- Your instructions: Pull each line holding "установки" out of the entries below.
Begin Record set
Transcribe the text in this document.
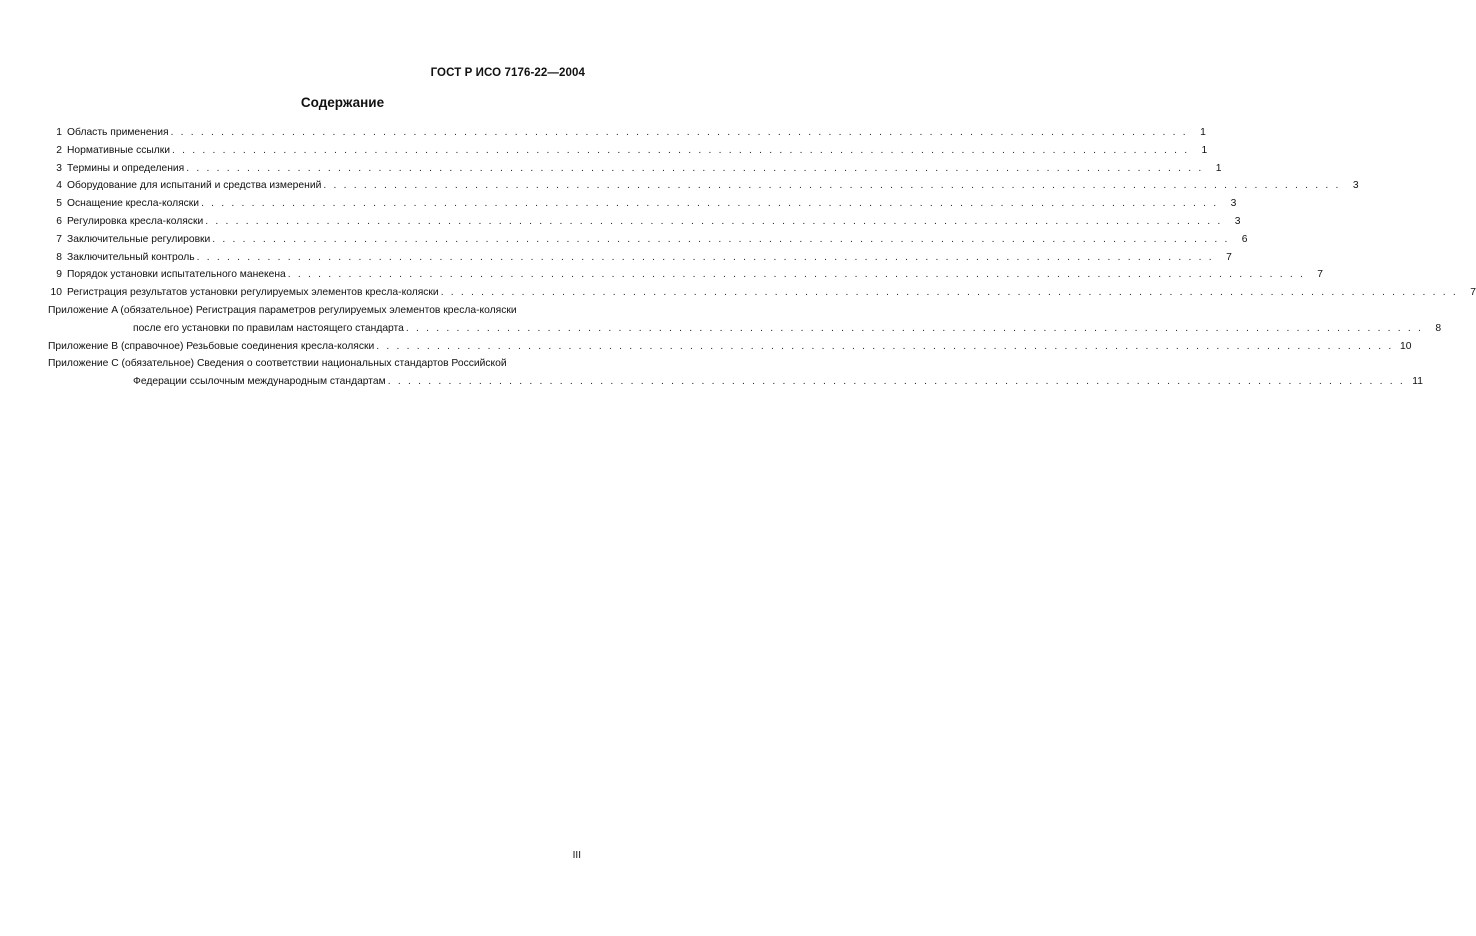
ГОСТ Р ИСО 7176-22—2004
Содержание
1 Область применения . . . . . . . . . . . . . . . . . . . . . . . . . . . . . . . . . . . . . . . . . . . . . . . . . . . . . . . . . . . . . . . . . . . . . . . . . . . . . . . . . . . . . . . . . . . . . . . . . . . . .	1
2 Нормативные ссылки . . . . . . . . . . . . . . . . . . . . . . . . . . . . . . . . . . . . . . . . . . . . . . . . . . . . . . . . . . . . . . . . . . . . . . . . . . . . . . . . . . . . . . . . . . . . . . . . . . . . .	1
3 Термины и определения . . . . . . . . . . . . . . . . . . . . . . . . . . . . . . . . . . . . . . . . . . . . . . . . . . . . . . . . . . . . . . . . . . . . . . . . . . . . . . . . . . . . . . . . . . . . . . . . . . . . .	1
4 Оборудование для испытаний и средства измерений . . . . . . . . . . . . . . . . . . . . . . . . . . . . . . . . . . . . . . . . . . . . . . . . . . . . . . . . . . . . . . . . . . . . . . . . . . . . . . . . . . . . . . . . . . . . . . . . . . . . .	3
5 Оснащение кресла-коляски . . . . . . . . . . . . . . . . . . . . . . . . . . . . . . . . . . . . . . . . . . . . . . . . . . . . . . . . . . . . . . . . . . . . . . . . . . . . . . . . . . . . . . . . . . . . . . . . . . . . .	3
6 Регулировка кресла-коляски . . . . . . . . . . . . . . . . . . . . . . . . . . . . . . . . . . . . . . . . . . . . . . . . . . . . . . . . . . . . . . . . . . . . . . . . . . . . . . . . . . . . . . . . . . . . . . . . . . . . .	3
7 Заключительные регулировки . . . . . . . . . . . . . . . . . . . . . . . . . . . . . . . . . . . . . . . . . . . . . . . . . . . . . . . . . . . . . . . . . . . . . . . . . . . . . . . . . . . . . . . . . . . . . . . . . . . . .	6
8 Заключительный контроль . . . . . . . . . . . . . . . . . . . . . . . . . . . . . . . . . . . . . . . . . . . . . . . . . . . . . . . . . . . . . . . . . . . . . . . . . . . . . . . . . . . . . . . . . . . . . . . . . . . . .	7
9 Порядок установки испытательного манекена . . . . . . . . . . . . . . . . . . . . . . . . . . . . . . . . . . . . . . . . . . . . . . . . . . . . . . . . . . . . . . . . . . . . . . . . . . . . . . . . . . . . . . . . . . . . . . . . . . . . .	7
10 Регистрация результатов установки регулируемых элементов кресла-коляски . . . . . . . . . . . . . . . . . . . . . . . . . . . . . . . . . . . . . . . . . . . . . . . . . . . . . . . . . . . . . . . . . . . . . . . . . . . . . . . . . . . . . . . . . . . . . . . . . . . . .	7
Приложение A (обязательное) Регистрация параметров регулируемых элементов кресла-коляски
после его установки по правилам настоящего стандарта . . . . . . . . . . . . . . . . . . . . . . . . . . . . . . . . . . . . . . . . . . . . . . . . . . . . . . . . . . . . . . . . . . . . . . . . . . . . . . . . . . . . . . . . . . . . . . . . . . . . .	8
Приложение B (справочное) Резьбовые соединения кресла-коляски . . . . . . . . . . . . . . . . . . . . . . . . . . . . . . . . . . . . . . . . . . . . . . . . . . . . . . . . . . . . . . . . . . . . . . . . . . . . . . . . . . . . . . . . . . . . . . . . . . . . . 10
Приложение C (обязательное) Сведения о соответствии национальных стандартов Российской
Федерации ссылочным международным стандартам . . . . . . . . . . . . . . . . . . . . . . . . . . . . . . . . . . . . . . . . . . . . . . . . . . . . . . . . . . . . . . . . . . . . . . . . . . . . . . . . . . . . . . . . . . . . . . . . . . . . . 11
III
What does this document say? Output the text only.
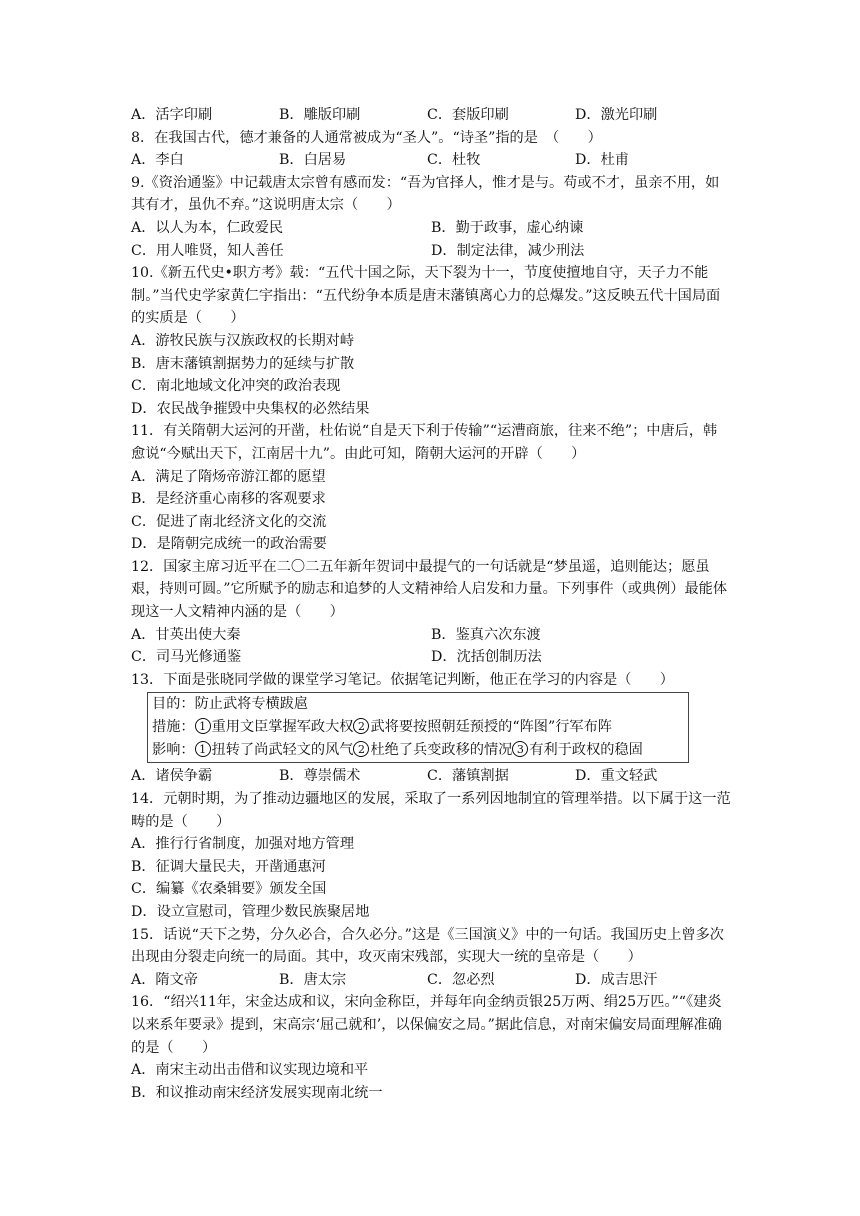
A．活字印刷	B．雕版印刷	C．套版印刷	D．激光印刷
8．在我国古代，德才兼备的人通常被成为“圣人”。“诗圣”指的是　（　　）
A．李白	B．白居易	C．杜牧	D．杜甫
9.《资治通鉴》中记载唐太宗曾有感而发：“吾为官择人，惟才是与。苟或不才，虽亲不用，如其有才，虽仇不弃。”这说明唐太宗（　　）
A．以人为本，仁政爱民	B．勤于政事，虚心纳谏
C．用人唯贤，知人善任	D．制定法律，减少刑法
10.《新五代史•职方考》载：“五代十国之际，天下裂为十一，节度使擅地自守，天子力不能制。”当代史学家黄仁宇指出：“五代纷争本质是唐末藩镇离心力的总爆发。”这反映五代十国局面的实质是（　　）
A．游牧民族与汉族政权的长期对峙
B．唐末藩镇割据势力的延续与扩散
C．南北地域文化冲突的政治表现
D．农民战争摧毁中央集权的必然结果
11．有关隋朝大运河的开凿，杜佑说“自是天下利于传输”“运漕商旅，往来不绝”；中唐后，韩愈说“今赋出天下，江南居十九”。由此可知，隋朝大运河的开辟（　　）
A．满足了隋炀帝游江都的愿望
B．是经济重心南移的客观要求
C．促进了南北经济文化的交流
D．是隋朝完成统一的政治需要
12．国家主席习近平在二〇二五年新年贺词中最提气的一句话就是“梦虽遥，追则能达；愿虽艰，持则可圆。”它所赋予的励志和追梦的人文精神给人启发和力量。下列事件（或典例）最能体现这一人文精神内涵的是（　　）
A．甘英出使大秦	B．鉴真六次东渡
C．司马光修通鉴	D．沈括创制历法
13．下面是张晓同学做的课堂学习笔记。依据笔记判断，他正在学习的内容是（　　）
目的：防止武将专横跋扈
措施： 1 重用文臣掌握军政大权 2 武将要按照朝廷预授的“阵图”行军布阵
影响： 1 扭转了尚武轻文的风气 2 杜绝了兵变政移的情况 3 有利于政权的稳固
A．诸侯争霸	B．尊崇儒术	C．藩镇割据	D．重文轻武
14．元朝时期，为了推动边疆地区的发展，采取了一系列因地制宜的管理举措。以下属于这一范畴的是（　　）
A．推行行省制度，加强对地方管理
B．征调大量民夫，开凿通惠河
C．编纂《农桑辑要》颁发全国
D．设立宣慰司，管理少数民族聚居地
15．话说“天下之势，分久必合，合久必分。”这是《三国演义》中的一句话。我国历史上曾多次出现由分裂走向统一的局面。其中，攻灭南宋残部，实现大一统的皇帝是（　　）
A．隋文帝	B．唐太宗	C．忽必烈	D．成吉思汗
16．“绍兴11年，宋金达成和议，宋向金称臣，并每年向金纳贡银25万两、绢25万匹。”“《建炎以来系年要录》提到，宋高宗‘屈己就和’，以保偏安之局。”据此信息，对南宋偏安局面理解准确的是（　　）
A．南宋主动出击借和议实现边境和平
B．和议推动南宋经济发展实现南北统一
End Record set
- Task response:
9 Порядок установки испытательного манекена . . . . . . . . . . . . . . . . . . . . . . . . . . . . . . . . . . . . . . . . . . . . . . . . . . . . . . . . . . . . . . . . . . . . . . . . . . . . . . . . . . . . . . . . . . . . . . . . . . . . .	7
10 Регистрация результатов установки регулируемых элементов кресла-коляски . . . . . . . . . . . . . . . . . . . . . . . . . . . . . . . . . . . . . . . . . . . . . . . . . . . . . . . . . . . . . . . . . . . . . . . . . . . . . . . . . . . . . . . . . . . . . . . . . . . . .	7
после его установки по правилам настоящего стандарта . . . . . . . . . . . . . . . . . . . . . . . . . . . . . . . . . . . . . . . . . . . . . . . . . . . . . . . . . . . . . . . . . . . . . . . . . . . . . . . . . . . . . . . . . . . . . . . . . . . . .	8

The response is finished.